- **Task goal**
Copy every line of the material below verbatim, leaving the pictures out of your answer.
** start **
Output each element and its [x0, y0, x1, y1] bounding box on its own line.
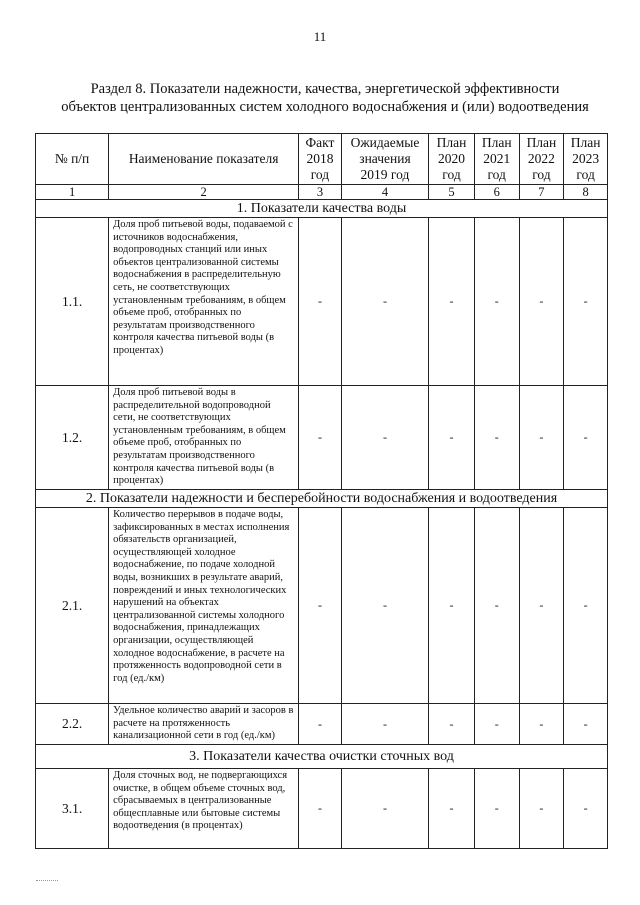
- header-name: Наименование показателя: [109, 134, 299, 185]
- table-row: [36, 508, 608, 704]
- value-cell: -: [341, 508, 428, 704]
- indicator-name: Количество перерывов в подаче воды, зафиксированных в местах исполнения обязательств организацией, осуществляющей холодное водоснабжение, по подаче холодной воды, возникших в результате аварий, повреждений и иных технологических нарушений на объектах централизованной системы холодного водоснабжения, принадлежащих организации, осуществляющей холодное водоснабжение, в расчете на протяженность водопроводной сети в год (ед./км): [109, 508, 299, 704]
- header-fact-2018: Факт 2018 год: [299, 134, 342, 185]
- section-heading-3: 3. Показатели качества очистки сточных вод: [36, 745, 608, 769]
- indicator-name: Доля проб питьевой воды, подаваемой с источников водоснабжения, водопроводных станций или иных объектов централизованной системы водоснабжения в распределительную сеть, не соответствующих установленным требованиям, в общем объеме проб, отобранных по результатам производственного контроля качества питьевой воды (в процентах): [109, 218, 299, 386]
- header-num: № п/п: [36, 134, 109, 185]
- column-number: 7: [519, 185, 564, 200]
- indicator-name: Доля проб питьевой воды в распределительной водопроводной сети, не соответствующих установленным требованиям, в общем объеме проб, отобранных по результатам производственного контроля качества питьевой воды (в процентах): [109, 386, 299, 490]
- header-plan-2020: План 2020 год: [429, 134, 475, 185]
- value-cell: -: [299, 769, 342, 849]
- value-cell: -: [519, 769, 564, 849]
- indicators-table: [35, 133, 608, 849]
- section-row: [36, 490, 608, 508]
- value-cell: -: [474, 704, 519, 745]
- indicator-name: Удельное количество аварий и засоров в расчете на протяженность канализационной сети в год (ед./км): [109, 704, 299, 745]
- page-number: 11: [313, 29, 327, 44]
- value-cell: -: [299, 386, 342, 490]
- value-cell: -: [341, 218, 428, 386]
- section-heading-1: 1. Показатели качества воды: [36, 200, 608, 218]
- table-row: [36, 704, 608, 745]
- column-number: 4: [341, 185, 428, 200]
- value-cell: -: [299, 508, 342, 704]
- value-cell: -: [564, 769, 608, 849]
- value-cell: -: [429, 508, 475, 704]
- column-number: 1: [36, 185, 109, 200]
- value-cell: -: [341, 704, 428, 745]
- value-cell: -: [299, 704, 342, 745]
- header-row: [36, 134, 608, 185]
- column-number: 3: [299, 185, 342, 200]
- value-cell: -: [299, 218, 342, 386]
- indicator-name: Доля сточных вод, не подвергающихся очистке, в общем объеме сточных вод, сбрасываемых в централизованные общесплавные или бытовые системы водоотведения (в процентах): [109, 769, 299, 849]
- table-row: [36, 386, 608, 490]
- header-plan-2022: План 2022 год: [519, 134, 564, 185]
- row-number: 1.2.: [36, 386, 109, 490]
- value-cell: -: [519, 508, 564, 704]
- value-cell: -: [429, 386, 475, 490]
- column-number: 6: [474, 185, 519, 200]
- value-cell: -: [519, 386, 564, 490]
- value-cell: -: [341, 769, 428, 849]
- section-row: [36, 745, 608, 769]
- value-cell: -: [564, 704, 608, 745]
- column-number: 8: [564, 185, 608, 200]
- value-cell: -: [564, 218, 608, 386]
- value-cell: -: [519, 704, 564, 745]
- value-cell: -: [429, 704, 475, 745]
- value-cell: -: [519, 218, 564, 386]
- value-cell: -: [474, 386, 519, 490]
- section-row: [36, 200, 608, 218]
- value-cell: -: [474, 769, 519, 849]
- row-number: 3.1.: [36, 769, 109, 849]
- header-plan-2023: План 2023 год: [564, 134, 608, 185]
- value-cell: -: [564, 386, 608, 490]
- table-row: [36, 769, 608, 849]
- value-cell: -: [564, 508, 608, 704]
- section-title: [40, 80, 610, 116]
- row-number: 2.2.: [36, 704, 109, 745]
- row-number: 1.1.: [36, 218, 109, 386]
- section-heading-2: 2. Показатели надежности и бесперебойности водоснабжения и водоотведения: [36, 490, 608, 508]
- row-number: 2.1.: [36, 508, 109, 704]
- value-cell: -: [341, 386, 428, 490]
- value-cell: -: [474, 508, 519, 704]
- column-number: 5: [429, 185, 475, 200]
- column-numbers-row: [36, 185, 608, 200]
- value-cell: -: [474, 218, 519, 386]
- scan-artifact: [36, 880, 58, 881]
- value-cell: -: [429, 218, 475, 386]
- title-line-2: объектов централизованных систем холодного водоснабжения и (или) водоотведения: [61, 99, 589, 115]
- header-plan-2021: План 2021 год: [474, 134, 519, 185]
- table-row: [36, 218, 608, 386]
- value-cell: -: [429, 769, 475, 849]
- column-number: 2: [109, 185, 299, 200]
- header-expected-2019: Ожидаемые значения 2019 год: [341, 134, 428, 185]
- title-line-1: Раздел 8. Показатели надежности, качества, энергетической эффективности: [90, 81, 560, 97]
** end **
- **Task solution**
Output each element and its [x0, y0, x1, y1] bounding box on its own line.
- header-name: Наименование показателя: [109, 134, 299, 185]
- table-row: [36, 508, 608, 704]
- value-cell: -: [341, 508, 428, 704]
- indicator-name: Количество перерывов в подаче воды, зафиксированных в местах исполнения обязательств организацией, осуществляющей холодное водоснабжение, по подаче холодной воды, возникших в результате аварий, повреждений и иных технологических нарушений на объектах централизованной системы холодного водоснабжения, принадлежащих организации, осуществляющей холодное водоснабжение, в расчете на протяженность водопроводной сети в год (ед./км): [109, 508, 299, 704]
- header-fact-2018: Факт 2018 год: [299, 134, 342, 185]
- section-heading-3: 3. Показатели качества очистки сточных вод: [36, 745, 608, 769]
- indicator-name: Доля проб питьевой воды, подаваемой с источников водоснабжения, водопроводных станций или иных объектов централизованной системы водоснабжения в распределительную сеть, не соответствующих установленным требованиям, в общем объеме проб, отобранных по результатам производственного контроля качества питьевой воды (в процентах): [109, 218, 299, 386]
- header-num: № п/п: [36, 134, 109, 185]
- column-number: 7: [519, 185, 564, 200]
- indicator-name: Доля проб питьевой воды в распределительной водопроводной сети, не соответствующих установленным требованиям, в общем объеме проб, отобранных по результатам производственного контроля качества питьевой воды (в процентах): [109, 386, 299, 490]
- header-plan-2020: План 2020 год: [429, 134, 475, 185]
- value-cell: -: [299, 769, 342, 849]
- value-cell: -: [519, 769, 564, 849]
- indicators-table: [35, 133, 608, 849]
- section-row: [36, 490, 608, 508]
- value-cell: -: [474, 704, 519, 745]
- indicator-name: Удельное количество аварий и засоров в расчете на протяженность канализационной сети в год (ед./км): [109, 704, 299, 745]
- page-number: 11: [313, 29, 327, 44]
- value-cell: -: [299, 386, 342, 490]
- value-cell: -: [341, 218, 428, 386]
- section-heading-1: 1. Показатели качества воды: [36, 200, 608, 218]
- table-row: [36, 704, 608, 745]
- column-number: 4: [341, 185, 428, 200]
- value-cell: -: [299, 508, 342, 704]
- value-cell: -: [564, 769, 608, 849]
- value-cell: -: [429, 508, 475, 704]
- column-number: 1: [36, 185, 109, 200]
- value-cell: -: [341, 704, 428, 745]
- value-cell: -: [299, 704, 342, 745]
- header-row: [36, 134, 608, 185]
- column-number: 3: [299, 185, 342, 200]
- value-cell: -: [299, 218, 342, 386]
- indicator-name: Доля сточных вод, не подвергающихся очистке, в общем объеме сточных вод, сбрасываемых в централизованные общесплавные или бытовые системы водоотведения (в процентах): [109, 769, 299, 849]
- table-row: [36, 386, 608, 490]
- header-plan-2022: План 2022 год: [519, 134, 564, 185]
- row-number: 1.2.: [36, 386, 109, 490]
- value-cell: -: [519, 508, 564, 704]
- value-cell: -: [429, 386, 475, 490]
- column-number: 6: [474, 185, 519, 200]
- value-cell: -: [519, 386, 564, 490]
- value-cell: -: [341, 769, 428, 849]
- section-row: [36, 745, 608, 769]
- value-cell: -: [564, 704, 608, 745]
- column-number: 8: [564, 185, 608, 200]
- value-cell: -: [564, 218, 608, 386]
- value-cell: -: [519, 704, 564, 745]
- value-cell: -: [429, 704, 475, 745]
- value-cell: -: [519, 218, 564, 386]
- value-cell: -: [474, 386, 519, 490]
- section-row: [36, 200, 608, 218]
- value-cell: -: [474, 769, 519, 849]
- row-number: 3.1.: [36, 769, 109, 849]
- header-plan-2023: План 2023 год: [564, 134, 608, 185]
- value-cell: -: [564, 386, 608, 490]
- table-row: [36, 769, 608, 849]
- value-cell: -: [564, 508, 608, 704]
- section-title: [40, 80, 610, 116]
- row-number: 2.2.: [36, 704, 109, 745]
- row-number: 1.1.: [36, 218, 109, 386]
- section-heading-2: 2. Показатели надежности и бесперебойности водоснабжения и водоотведения: [36, 490, 608, 508]
- row-number: 2.1.: [36, 508, 109, 704]
- value-cell: -: [341, 386, 428, 490]
- value-cell: -: [474, 508, 519, 704]
- column-number: 5: [429, 185, 475, 200]
- column-numbers-row: [36, 185, 608, 200]
- value-cell: -: [474, 218, 519, 386]
- scan-artifact: [36, 880, 58, 881]
- value-cell: -: [429, 218, 475, 386]
- title-line-2: объектов централизованных систем холодного водоснабжения и (или) водоотведения: [61, 99, 589, 115]
- header-plan-2021: План 2021 год: [474, 134, 519, 185]
- table-row: [36, 218, 608, 386]
- value-cell: -: [429, 769, 475, 849]
- column-number: 2: [109, 185, 299, 200]
- header-expected-2019: Ожидаемые значения 2019 год: [341, 134, 428, 185]
- title-line-1: Раздел 8. Показатели надежности, качества, энергетической эффективности: [90, 81, 560, 97]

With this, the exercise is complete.